--- TASK BRIEF ---
Reproduce the records that follow in full, excluding any picture they contain.

--- EXTRACTED DATA ---

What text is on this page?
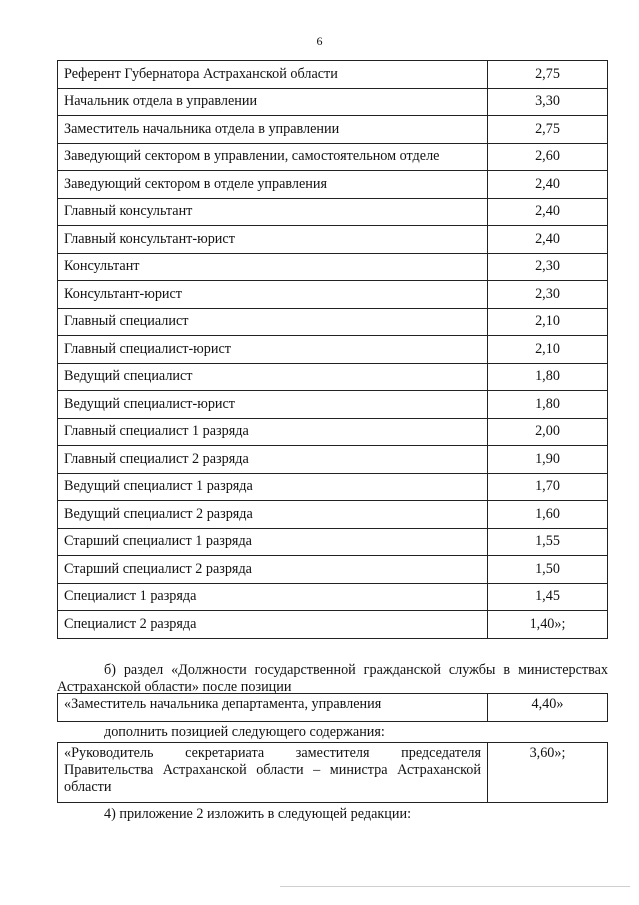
6
Референт Губернатора Астраханской области	2,75
Начальник отдела в управлении	3,30
Заместитель начальника отдела в управлении	2,75
Заведующий сектором в управлении, самостоятельном отделе	2,60
Заведующий сектором в отделе управления	2,40
Главный консультант	2,40
Главный консультант-юрист	2,40
Консультант	2,30
Консультант-юрист	2,30
Главный специалист	2,10
Главный специалист-юрист	2,10
Ведущий специалист	1,80
Ведущий специалист-юрист	1,80
Главный специалист 1 разряда	2,00
Главный специалист 2 разряда	1,90
Ведущий специалист 1 разряда	1,70
Ведущий специалист 2 разряда	1,60
Старший специалист 1 разряда	1,55
Старший специалист 2 разряда	1,50
Специалист 1 разряда	1,45
Специалист 2 разряда	1,40»;
б) раздел «Должности государственной гражданской службы в министерствах Астраханской области» после позиции
«Заместитель начальника департамента, управления	4,40»
дополнить позицией следующего содержания:
«Руководитель секретариата заместителя председателя Правительства Астраханской области – министра Астраханской области	3,60»;
4) приложение 2 изложить в следующей редакции:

--- RESULT OF THE EXERCISE ---
What text is on this page?
6
Референт Губернатора Астраханской области	2,75
Начальник отдела в управлении	3,30
Заместитель начальника отдела в управлении	2,75
Заведующий сектором в управлении, самостоятельном отделе	2,60
Заведующий сектором в отделе управления	2,40
Главный консультант	2,40
Главный консультант-юрист	2,40
Консультант	2,30
Консультант-юрист	2,30
Главный специалист	2,10
Главный специалист-юрист	2,10
Ведущий специалист	1,80
Ведущий специалист-юрист	1,80
Главный специалист 1 разряда	2,00
Главный специалист 2 разряда	1,90
Ведущий специалист 1 разряда	1,70
Ведущий специалист 2 разряда	1,60
Старший специалист 1 разряда	1,55
Старший специалист 2 разряда	1,50
Специалист 1 разряда	1,45
Специалист 2 разряда	1,40»;
б) раздел «Должности государственной гражданской службы в министерствах Астраханской области» после позиции
«Заместитель начальника департамента, управления	4,40»
дополнить позицией следующего содержания:
«Руководитель секретариата заместителя председателя Правительства Астраханской области – министра Астраханской области	3,60»;
4) приложение 2 изложить в следующей редакции:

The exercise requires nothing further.